* EXERCISE BRIEF: All records below must be retyped exactly.
........
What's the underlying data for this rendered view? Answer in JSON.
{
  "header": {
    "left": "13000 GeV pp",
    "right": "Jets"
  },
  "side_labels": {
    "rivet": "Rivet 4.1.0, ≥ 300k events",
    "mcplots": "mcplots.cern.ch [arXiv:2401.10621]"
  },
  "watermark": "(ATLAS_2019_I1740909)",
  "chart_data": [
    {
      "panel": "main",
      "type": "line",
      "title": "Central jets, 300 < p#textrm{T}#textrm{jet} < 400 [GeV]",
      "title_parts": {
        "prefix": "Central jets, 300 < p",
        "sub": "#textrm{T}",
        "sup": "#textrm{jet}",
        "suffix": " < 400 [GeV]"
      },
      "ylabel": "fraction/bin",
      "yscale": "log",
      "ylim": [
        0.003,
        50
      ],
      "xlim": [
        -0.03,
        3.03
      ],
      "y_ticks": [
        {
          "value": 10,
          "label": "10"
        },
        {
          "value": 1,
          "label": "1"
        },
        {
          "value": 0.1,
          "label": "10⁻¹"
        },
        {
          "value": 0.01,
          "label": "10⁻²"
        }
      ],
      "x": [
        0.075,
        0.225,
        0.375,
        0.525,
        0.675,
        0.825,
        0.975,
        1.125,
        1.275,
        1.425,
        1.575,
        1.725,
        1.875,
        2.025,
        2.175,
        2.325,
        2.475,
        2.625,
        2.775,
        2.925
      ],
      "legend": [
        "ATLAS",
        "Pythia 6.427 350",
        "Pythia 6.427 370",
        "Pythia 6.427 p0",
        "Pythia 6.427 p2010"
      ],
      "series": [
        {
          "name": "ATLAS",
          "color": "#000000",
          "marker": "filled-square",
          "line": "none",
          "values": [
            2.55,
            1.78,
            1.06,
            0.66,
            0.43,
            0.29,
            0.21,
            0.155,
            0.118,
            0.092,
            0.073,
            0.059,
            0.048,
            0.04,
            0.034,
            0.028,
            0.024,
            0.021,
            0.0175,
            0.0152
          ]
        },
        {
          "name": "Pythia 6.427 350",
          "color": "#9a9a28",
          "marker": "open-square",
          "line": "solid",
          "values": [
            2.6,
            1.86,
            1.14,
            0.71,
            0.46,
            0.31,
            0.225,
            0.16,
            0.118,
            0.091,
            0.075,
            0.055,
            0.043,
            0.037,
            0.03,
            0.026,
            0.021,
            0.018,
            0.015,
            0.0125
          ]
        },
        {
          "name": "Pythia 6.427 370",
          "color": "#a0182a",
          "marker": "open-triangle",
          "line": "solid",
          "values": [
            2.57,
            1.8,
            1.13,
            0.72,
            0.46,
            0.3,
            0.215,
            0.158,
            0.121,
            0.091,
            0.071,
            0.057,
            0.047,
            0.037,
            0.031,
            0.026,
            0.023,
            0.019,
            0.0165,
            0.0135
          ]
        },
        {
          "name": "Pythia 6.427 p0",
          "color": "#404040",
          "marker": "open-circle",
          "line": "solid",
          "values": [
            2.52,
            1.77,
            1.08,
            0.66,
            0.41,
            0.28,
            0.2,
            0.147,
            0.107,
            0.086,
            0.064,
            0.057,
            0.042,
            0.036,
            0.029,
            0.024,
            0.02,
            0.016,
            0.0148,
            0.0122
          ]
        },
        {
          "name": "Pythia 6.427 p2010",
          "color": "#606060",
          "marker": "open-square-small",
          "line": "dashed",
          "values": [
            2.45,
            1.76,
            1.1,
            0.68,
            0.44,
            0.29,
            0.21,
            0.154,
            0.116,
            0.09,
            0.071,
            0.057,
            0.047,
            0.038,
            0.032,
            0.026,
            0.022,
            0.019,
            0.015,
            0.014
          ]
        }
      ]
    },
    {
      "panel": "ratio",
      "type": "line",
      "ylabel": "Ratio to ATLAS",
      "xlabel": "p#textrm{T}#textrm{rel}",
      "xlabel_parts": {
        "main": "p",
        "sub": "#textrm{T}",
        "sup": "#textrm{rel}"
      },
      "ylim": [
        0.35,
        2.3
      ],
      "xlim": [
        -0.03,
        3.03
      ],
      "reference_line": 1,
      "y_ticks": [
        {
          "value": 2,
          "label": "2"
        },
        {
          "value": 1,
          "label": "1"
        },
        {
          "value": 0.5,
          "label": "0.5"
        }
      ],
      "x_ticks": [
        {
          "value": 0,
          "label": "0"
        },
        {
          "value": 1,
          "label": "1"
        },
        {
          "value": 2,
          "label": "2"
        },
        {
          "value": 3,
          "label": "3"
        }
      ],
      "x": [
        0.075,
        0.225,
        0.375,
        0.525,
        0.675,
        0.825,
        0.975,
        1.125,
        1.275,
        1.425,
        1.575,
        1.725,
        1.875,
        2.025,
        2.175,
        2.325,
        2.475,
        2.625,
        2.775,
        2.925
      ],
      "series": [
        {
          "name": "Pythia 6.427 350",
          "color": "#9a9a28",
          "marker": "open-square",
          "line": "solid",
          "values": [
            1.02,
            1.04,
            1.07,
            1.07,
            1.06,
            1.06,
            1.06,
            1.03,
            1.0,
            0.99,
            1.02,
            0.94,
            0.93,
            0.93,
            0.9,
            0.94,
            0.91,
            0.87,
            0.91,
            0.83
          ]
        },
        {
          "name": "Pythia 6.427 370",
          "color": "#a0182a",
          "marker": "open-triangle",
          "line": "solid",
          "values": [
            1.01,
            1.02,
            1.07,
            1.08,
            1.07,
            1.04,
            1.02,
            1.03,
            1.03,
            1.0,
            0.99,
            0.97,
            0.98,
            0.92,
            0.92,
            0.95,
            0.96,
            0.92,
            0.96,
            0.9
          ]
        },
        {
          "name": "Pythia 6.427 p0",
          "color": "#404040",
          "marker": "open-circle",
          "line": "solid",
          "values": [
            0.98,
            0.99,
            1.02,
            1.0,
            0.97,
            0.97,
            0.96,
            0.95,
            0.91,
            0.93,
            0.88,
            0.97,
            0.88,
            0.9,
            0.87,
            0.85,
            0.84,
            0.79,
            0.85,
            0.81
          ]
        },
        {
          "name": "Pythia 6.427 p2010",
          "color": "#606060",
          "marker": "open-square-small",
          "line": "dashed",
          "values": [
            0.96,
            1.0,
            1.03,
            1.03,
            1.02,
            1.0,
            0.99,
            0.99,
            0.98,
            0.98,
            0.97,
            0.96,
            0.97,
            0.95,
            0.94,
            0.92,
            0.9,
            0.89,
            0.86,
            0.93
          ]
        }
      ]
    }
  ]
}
........
* RESPONSE TO THE TASK:
What's the underlying data for this rendered view? Answer in JSON.
{
  "header": {
    "left": "13000 GeV pp",
    "right": "Jets"
  },
  "side_labels": {
    "rivet": "Rivet 4.1.0, ≥ 300k events",
    "mcplots": "mcplots.cern.ch [arXiv:2401.10621]"
  },
  "watermark": "(ATLAS_2019_I1740909)",
  "chart_data": [
    {
      "panel": "main",
      "type": "line",
      "title": "Central jets, 300 < p#textrm{T}#textrm{jet} < 400 [GeV]",
      "title_parts": {
        "prefix": "Central jets, 300 < p",
        "sub": "#textrm{T}",
        "sup": "#textrm{jet}",
        "suffix": " < 400 [GeV]"
      },
      "ylabel": "fraction/bin",
      "yscale": "log",
      "ylim": [
        0.003,
        50
      ],
      "xlim": [
        -0.03,
        3.03
      ],
      "y_ticks": [
        {
          "value": 10,
          "label": "10"
        },
        {
          "value": 1,
          "label": "1"
        },
        {
          "value": 0.1,
          "label": "10⁻¹"
        },
        {
          "value": 0.01,
          "label": "10⁻²"
        }
      ],
      "x": [
        0.075,
        0.225,
        0.375,
        0.525,
        0.675,
        0.825,
        0.975,
        1.125,
        1.275,
        1.425,
        1.575,
        1.725,
        1.875,
        2.025,
        2.175,
        2.325,
        2.475,
        2.625,
        2.775,
        2.925
      ],
      "legend": [
        "ATLAS",
        "Pythia 6.427 350",
        "Pythia 6.427 370",
        "Pythia 6.427 p0",
        "Pythia 6.427 p2010"
      ],
      "series": [
        {
          "name": "ATLAS",
          "color": "#000000",
          "marker": "filled-square",
          "line": "none",
          "values": [
            2.55,
            1.78,
            1.06,
            0.66,
            0.43,
            0.29,
            0.21,
            0.155,
            0.118,
            0.092,
            0.073,
            0.059,
            0.048,
            0.04,
            0.034,
            0.028,
            0.024,
            0.021,
            0.0175,
            0.0152
          ]
        },
        {
          "name": "Pythia 6.427 350",
          "color": "#9a9a28",
          "marker": "open-square",
          "line": "solid",
          "values": [
            2.6,
            1.86,
            1.14,
            0.71,
            0.46,
            0.31,
            0.225,
            0.16,
            0.118,
            0.091,
            0.075,
            0.055,
            0.043,
            0.037,
            0.03,
            0.026,
            0.021,
            0.018,
            0.015,
            0.0125
          ]
        },
        {
          "name": "Pythia 6.427 370",
          "color": "#a0182a",
          "marker": "open-triangle",
          "line": "solid",
          "values": [
            2.57,
            1.8,
            1.13,
            0.72,
            0.46,
            0.3,
            0.215,
            0.158,
            0.121,
            0.091,
            0.071,
            0.057,
            0.047,
            0.037,
            0.031,
            0.026,
            0.023,
            0.019,
            0.0165,
            0.0135
          ]
        },
        {
          "name": "Pythia 6.427 p0",
          "color": "#404040",
          "marker": "open-circle",
          "line": "solid",
          "values": [
            2.52,
            1.77,
            1.08,
            0.66,
            0.41,
            0.28,
            0.2,
            0.147,
            0.107,
            0.086,
            0.064,
            0.057,
            0.042,
            0.036,
            0.029,
            0.024,
            0.02,
            0.016,
            0.0148,
            0.0122
          ]
        },
        {
          "name": "Pythia 6.427 p2010",
          "color": "#606060",
          "marker": "open-square-small",
          "line": "dashed",
          "values": [
            2.45,
            1.76,
            1.1,
            0.68,
            0.44,
            0.29,
            0.21,
            0.154,
            0.116,
            0.09,
            0.071,
            0.057,
            0.047,
            0.038,
            0.032,
            0.026,
            0.022,
            0.019,
            0.015,
            0.014
          ]
        }
      ]
    },
    {
      "panel": "ratio",
      "type": "line",
      "ylabel": "Ratio to ATLAS",
      "xlabel": "p#textrm{T}#textrm{rel}",
      "xlabel_parts": {
        "main": "p",
        "sub": "#textrm{T}",
        "sup": "#textrm{rel}"
      },
      "ylim": [
        0.35,
        2.3
      ],
      "xlim": [
        -0.03,
        3.03
      ],
      "reference_line": 1,
      "y_ticks": [
        {
          "value": 2,
          "label": "2"
        },
        {
          "value": 1,
          "label": "1"
        },
        {
          "value": 0.5,
          "label": "0.5"
        }
      ],
      "x_ticks": [
        {
          "value": 0,
          "label": "0"
        },
        {
          "value": 1,
          "label": "1"
        },
        {
          "value": 2,
          "label": "2"
        },
        {
          "value": 3,
          "label": "3"
        }
      ],
      "x": [
        0.075,
        0.225,
        0.375,
        0.525,
        0.675,
        0.825,
        0.975,
        1.125,
        1.275,
        1.425,
        1.575,
        1.725,
        1.875,
        2.025,
        2.175,
        2.325,
        2.475,
        2.625,
        2.775,
        2.925
      ],
      "series": [
        {
          "name": "Pythia 6.427 350",
          "color": "#9a9a28",
          "marker": "open-square",
          "line": "solid",
          "values": [
            1.02,
            1.04,
            1.07,
            1.07,
            1.06,
            1.06,
            1.06,
            1.03,
            1.0,
            0.99,
            1.02,
            0.94,
            0.93,
            0.93,
            0.9,
            0.94,
            0.91,
            0.87,
            0.91,
            0.83
          ]
        },
        {
          "name": "Pythia 6.427 370",
          "color": "#a0182a",
          "marker": "open-triangle",
          "line": "solid",
          "values": [
            1.01,
            1.02,
            1.07,
            1.08,
            1.07,
            1.04,
            1.02,
            1.03,
            1.03,
            1.0,
            0.99,
            0.97,
            0.98,
            0.92,
            0.92,
            0.95,
            0.96,
            0.92,
            0.96,
            0.9
          ]
        },
        {
          "name": "Pythia 6.427 p0",
          "color": "#404040",
          "marker": "open-circle",
          "line": "solid",
          "values": [
            0.98,
            0.99,
            1.02,
            1.0,
            0.97,
            0.97,
            0.96,
            0.95,
            0.91,
            0.93,
            0.88,
            0.97,
            0.88,
            0.9,
            0.87,
            0.85,
            0.84,
            0.79,
            0.85,
            0.81
          ]
        },
        {
          "name": "Pythia 6.427 p2010",
          "color": "#606060",
          "marker": "open-square-small",
          "line": "dashed",
          "values": [
            0.96,
            1.0,
            1.03,
            1.03,
            1.02,
            1.0,
            0.99,
            0.99,
            0.98,
            0.98,
            0.97,
            0.96,
            0.97,
            0.95,
            0.94,
            0.92,
            0.9,
            0.89,
            0.86,
            0.93
          ]
        }
      ]
    }
  ]
}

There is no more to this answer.